### TASK GOAL
Repeat word for word the part of the Spark bug report between "h3. Background" and "is optimized correctly.", inclusive.

### EXTRACT TO READ
You are viewing a plain text version of this content. The canonical link for it is here.

Posted to issues@spark.apache.org by "Jacob Eisinger (JIRA)" <ji...@apache.org> on 2016/09/29 17:44:20 UTC

[jira] [Created] (SPARK-17728) UDFs are run too many times

Jacob Eisinger created SPARK-17728:
--------------------------------------

Summary: UDFs are run too many times
Key: SPARK-17728
URL: https://issues.apache.org/jira/browse/SPARK-17728
Project: Spark
Issue Type: Bug
Components: Spark Core
Affects Versions: 2.0.0
Environment: Databricks Cloud / Spark 2.0.0
Reporter: Jacob Eisinger
Priority: Minor
Attachments: Defect - Over Optimized UDF.html

h3. Background
The UDF functionality is very useful in Spark. In particular, longer running processes that might run analytics or contact external services can be used here. The response might not just be a field, but instead a structure of information. When attempting to break out this information, it is critical that query is optimized correctly.

h3. Steps to Reproduce
# Create some sample data.

### SUPPLIED DATA
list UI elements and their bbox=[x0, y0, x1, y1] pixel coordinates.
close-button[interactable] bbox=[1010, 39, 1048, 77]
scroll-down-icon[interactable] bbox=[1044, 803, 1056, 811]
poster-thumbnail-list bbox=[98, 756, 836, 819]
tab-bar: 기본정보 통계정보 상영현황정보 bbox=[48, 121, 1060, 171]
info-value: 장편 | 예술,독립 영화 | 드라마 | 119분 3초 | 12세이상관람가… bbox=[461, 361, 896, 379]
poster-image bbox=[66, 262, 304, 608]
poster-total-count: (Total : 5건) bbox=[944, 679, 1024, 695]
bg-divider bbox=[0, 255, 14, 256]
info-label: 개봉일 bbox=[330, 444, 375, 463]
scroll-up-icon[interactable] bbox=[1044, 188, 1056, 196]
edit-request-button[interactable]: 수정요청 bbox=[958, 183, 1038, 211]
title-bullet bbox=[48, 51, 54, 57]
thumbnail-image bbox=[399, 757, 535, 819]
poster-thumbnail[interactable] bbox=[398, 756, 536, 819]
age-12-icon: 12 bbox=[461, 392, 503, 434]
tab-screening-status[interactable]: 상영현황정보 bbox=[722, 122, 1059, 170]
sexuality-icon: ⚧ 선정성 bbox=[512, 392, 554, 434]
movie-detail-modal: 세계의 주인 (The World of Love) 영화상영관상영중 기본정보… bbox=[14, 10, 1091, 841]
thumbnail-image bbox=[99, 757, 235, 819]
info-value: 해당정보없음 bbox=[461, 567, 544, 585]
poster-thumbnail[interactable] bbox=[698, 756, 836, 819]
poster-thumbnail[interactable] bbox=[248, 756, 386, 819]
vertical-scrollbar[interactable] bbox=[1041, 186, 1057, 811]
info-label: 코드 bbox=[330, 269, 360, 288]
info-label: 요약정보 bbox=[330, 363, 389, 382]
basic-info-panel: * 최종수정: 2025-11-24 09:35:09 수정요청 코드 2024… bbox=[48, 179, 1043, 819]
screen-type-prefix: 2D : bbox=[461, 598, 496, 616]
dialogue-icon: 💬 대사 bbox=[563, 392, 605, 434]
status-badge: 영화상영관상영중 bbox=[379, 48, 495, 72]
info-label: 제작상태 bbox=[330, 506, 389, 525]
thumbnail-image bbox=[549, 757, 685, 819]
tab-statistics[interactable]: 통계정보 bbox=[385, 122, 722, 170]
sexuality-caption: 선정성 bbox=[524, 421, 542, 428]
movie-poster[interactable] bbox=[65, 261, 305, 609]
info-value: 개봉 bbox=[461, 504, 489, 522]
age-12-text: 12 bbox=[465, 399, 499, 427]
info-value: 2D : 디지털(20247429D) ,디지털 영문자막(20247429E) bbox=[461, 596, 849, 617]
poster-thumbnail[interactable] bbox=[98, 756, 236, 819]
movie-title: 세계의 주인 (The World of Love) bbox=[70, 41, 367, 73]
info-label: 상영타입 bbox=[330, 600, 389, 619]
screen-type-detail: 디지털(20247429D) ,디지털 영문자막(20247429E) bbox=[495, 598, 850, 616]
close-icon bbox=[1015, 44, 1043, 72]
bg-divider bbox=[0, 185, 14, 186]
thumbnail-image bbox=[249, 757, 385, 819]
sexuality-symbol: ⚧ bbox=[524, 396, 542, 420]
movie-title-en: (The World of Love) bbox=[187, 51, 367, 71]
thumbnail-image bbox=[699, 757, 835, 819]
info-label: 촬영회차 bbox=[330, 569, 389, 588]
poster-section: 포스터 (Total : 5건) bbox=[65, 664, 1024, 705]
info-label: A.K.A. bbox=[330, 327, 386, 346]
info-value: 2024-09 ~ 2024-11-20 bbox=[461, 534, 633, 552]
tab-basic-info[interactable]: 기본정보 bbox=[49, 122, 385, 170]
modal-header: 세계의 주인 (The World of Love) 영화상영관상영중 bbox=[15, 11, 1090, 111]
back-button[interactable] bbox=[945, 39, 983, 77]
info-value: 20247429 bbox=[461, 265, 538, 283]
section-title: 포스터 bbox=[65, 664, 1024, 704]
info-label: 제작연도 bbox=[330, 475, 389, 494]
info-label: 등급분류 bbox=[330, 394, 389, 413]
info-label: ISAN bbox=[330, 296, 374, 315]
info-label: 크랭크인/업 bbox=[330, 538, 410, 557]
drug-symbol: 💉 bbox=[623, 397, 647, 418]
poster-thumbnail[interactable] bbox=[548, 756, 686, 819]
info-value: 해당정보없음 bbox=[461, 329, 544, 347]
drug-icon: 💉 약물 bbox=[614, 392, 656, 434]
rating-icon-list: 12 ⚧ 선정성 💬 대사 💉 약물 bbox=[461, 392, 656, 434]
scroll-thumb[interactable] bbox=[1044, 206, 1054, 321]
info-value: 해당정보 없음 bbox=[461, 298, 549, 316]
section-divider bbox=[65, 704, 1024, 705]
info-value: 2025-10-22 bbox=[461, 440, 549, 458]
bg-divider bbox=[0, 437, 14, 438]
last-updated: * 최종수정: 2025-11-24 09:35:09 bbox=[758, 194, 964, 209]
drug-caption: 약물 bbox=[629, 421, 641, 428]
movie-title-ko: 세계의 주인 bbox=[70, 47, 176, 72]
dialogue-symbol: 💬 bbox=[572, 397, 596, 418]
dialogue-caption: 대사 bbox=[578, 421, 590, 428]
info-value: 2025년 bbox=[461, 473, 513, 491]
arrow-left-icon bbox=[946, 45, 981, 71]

### RESPONSE TO THE TASK
h3. Background
The UDF functionality is very useful in Spark. In particular, longer running processes that might run analytics or contact external services can be used here. The response might not just be a field, but instead a structure of information. When attempting to break out this information, it is critical that query is optimized correctly.